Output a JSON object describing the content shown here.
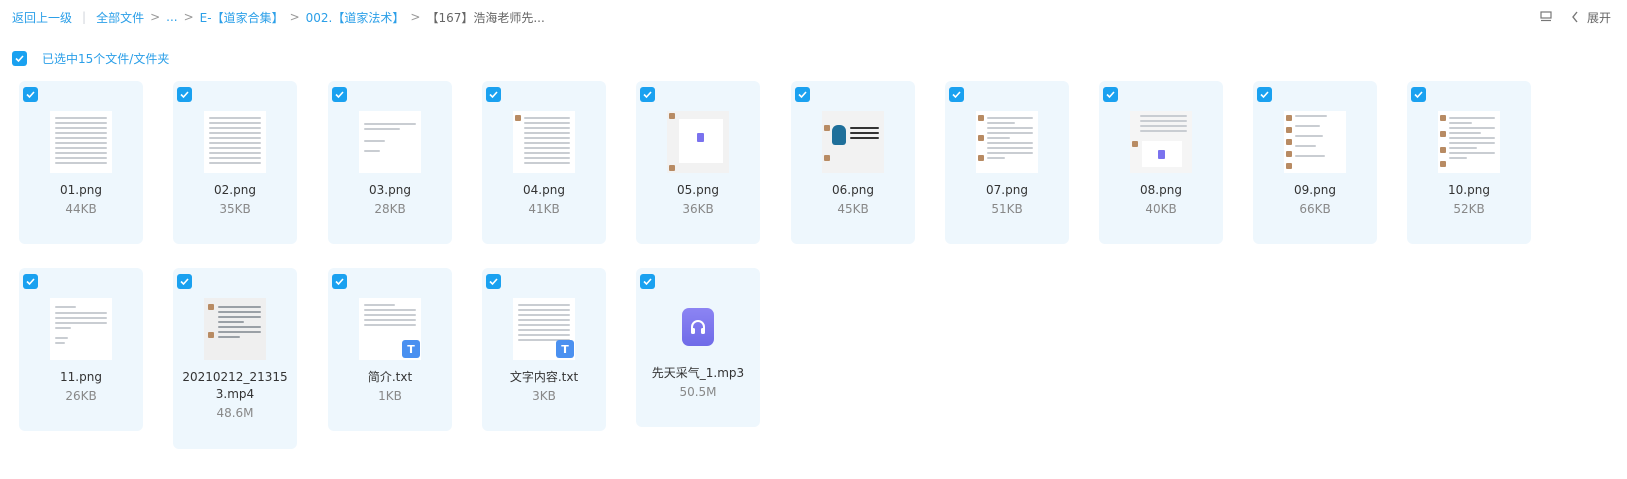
{
  "breadcrumb": {
    "back": "返回上一级",
    "root": "全部文件",
    "ellipsis": "...",
    "level1": "E-【道家合集】",
    "level2": "002.【道家法术】",
    "current": "【167】浩海老师先..."
  },
  "toolbar": {
    "expand_label": "展开"
  },
  "selection": {
    "label": "已选中15个文件/文件夹"
  },
  "files": [
    {
      "name": "01.png",
      "size": "44KB",
      "kind": "image"
    },
    {
      "name": "02.png",
      "size": "35KB",
      "kind": "image"
    },
    {
      "name": "03.png",
      "size": "28KB",
      "kind": "image"
    },
    {
      "name": "04.png",
      "size": "41KB",
      "kind": "image"
    },
    {
      "name": "05.png",
      "size": "36KB",
      "kind": "image"
    },
    {
      "name": "06.png",
      "size": "45KB",
      "kind": "image"
    },
    {
      "name": "07.png",
      "size": "51KB",
      "kind": "image"
    },
    {
      "name": "08.png",
      "size": "40KB",
      "kind": "image"
    },
    {
      "name": "09.png",
      "size": "66KB",
      "kind": "image"
    },
    {
      "name": "10.png",
      "size": "52KB",
      "kind": "image"
    },
    {
      "name": "11.png",
      "size": "26KB",
      "kind": "image"
    },
    {
      "name": "20210212_213153.mp4",
      "size": "48.6M",
      "kind": "video"
    },
    {
      "name": "简介.txt",
      "size": "1KB",
      "kind": "text",
      "badge": "T"
    },
    {
      "name": "文字内容.txt",
      "size": "3KB",
      "kind": "text",
      "badge": "T"
    },
    {
      "name": "先天采气_1.mp3",
      "size": "50.5M",
      "kind": "audio"
    }
  ],
  "colors": {
    "accent": "#2b9fe8",
    "checkbox": "#1aa1f0",
    "card_bg": "#eef7fd"
  },
  "icons": {
    "checkbox": "check-icon",
    "list_view": "list-view-icon",
    "expand": "chevron-left-icon",
    "text_badge": "text-file-icon",
    "audio": "headphones-icon"
  }
}
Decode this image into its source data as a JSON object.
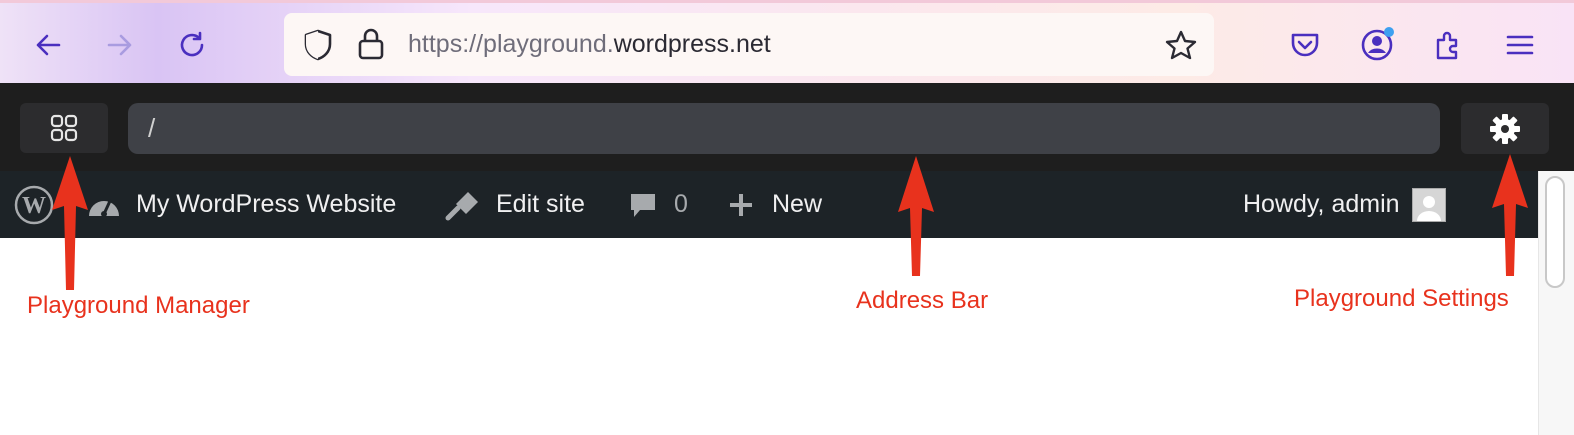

◆ Set task
Lines that hold the word "checkbox" are the ones to return, every one of them.

◆ Result of this task
    "checkbox": "#1aa1f0",
    "checkbox": "check-icon",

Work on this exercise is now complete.